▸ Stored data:

/---

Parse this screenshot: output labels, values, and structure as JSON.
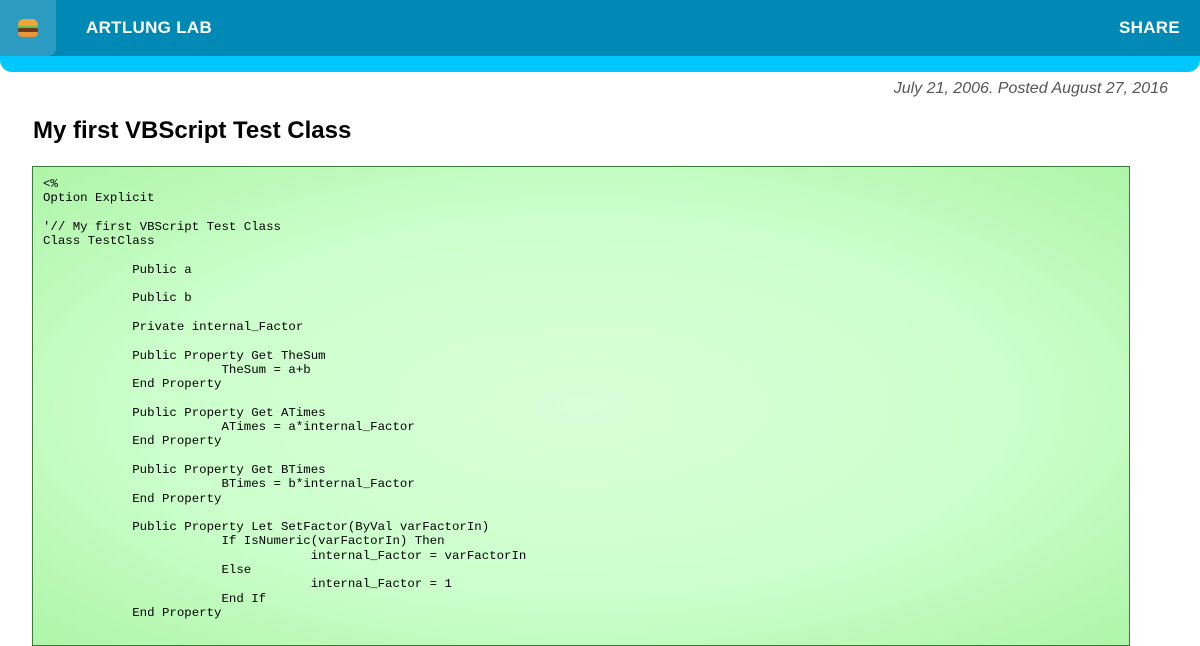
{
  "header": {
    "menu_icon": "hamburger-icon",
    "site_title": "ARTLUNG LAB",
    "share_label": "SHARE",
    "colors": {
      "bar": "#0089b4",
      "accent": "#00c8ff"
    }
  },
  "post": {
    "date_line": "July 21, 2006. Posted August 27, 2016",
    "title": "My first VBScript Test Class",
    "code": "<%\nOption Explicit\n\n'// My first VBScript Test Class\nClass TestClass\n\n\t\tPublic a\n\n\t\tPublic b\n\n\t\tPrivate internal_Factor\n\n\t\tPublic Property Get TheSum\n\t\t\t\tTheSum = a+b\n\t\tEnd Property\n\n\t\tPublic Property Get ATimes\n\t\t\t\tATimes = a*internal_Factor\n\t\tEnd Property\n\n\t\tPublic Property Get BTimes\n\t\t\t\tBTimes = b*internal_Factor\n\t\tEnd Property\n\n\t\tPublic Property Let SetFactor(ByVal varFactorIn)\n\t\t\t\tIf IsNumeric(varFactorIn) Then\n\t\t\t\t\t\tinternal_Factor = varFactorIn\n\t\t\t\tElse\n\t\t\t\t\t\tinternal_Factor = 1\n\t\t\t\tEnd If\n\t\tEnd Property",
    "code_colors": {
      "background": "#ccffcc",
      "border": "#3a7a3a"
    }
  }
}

\---
/---

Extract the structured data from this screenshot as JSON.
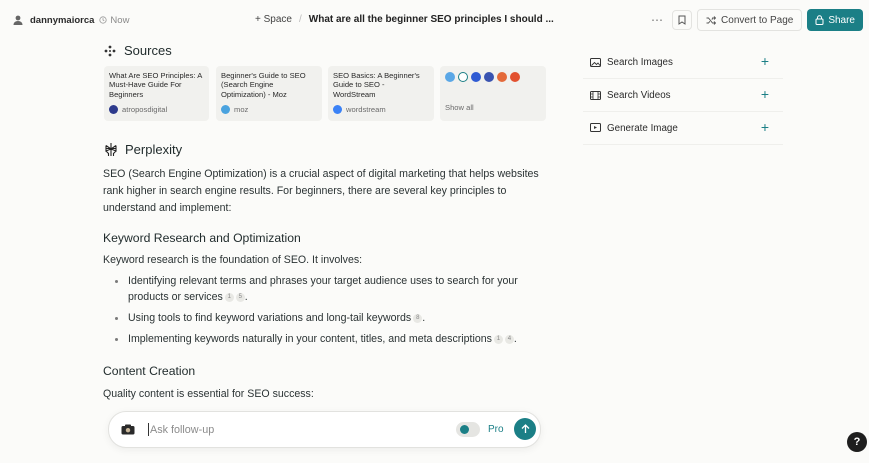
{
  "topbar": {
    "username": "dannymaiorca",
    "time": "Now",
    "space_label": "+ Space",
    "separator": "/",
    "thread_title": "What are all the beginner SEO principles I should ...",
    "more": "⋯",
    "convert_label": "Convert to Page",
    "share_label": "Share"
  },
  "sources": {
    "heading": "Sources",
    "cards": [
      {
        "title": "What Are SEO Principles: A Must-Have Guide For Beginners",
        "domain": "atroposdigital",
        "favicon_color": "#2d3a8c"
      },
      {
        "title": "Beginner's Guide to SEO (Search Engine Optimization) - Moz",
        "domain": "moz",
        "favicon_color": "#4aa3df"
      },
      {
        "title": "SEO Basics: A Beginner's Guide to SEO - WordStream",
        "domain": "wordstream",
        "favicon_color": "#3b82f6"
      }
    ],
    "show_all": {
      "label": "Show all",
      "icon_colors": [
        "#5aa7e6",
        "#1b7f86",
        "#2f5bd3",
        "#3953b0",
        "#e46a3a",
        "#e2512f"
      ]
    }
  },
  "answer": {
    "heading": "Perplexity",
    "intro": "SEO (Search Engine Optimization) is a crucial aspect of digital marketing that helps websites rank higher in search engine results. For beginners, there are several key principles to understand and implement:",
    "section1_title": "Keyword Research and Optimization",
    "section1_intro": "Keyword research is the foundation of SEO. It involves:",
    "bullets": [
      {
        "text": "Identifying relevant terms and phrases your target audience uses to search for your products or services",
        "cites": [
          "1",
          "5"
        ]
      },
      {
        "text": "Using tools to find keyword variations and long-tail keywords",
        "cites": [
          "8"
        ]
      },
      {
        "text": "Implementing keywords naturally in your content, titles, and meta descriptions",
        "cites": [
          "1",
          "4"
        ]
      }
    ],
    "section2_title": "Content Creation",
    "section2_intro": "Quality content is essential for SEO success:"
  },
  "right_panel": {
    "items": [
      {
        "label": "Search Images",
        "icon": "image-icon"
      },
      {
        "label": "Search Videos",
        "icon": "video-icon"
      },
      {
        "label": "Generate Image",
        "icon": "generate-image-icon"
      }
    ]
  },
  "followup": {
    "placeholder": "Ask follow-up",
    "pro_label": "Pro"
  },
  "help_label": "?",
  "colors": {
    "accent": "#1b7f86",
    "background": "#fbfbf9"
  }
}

\---

▸ The task: Every line above that contains the word "text" should be reported.

▸ Result of this task:
        "text": "Identifying relevant terms and phrases your target audience uses to search for your products or services",
        "text": "Using tools to find keyword variations and long-tail keywords",
        "text": "Implementing keywords naturally in your content, titles, and meta descriptions",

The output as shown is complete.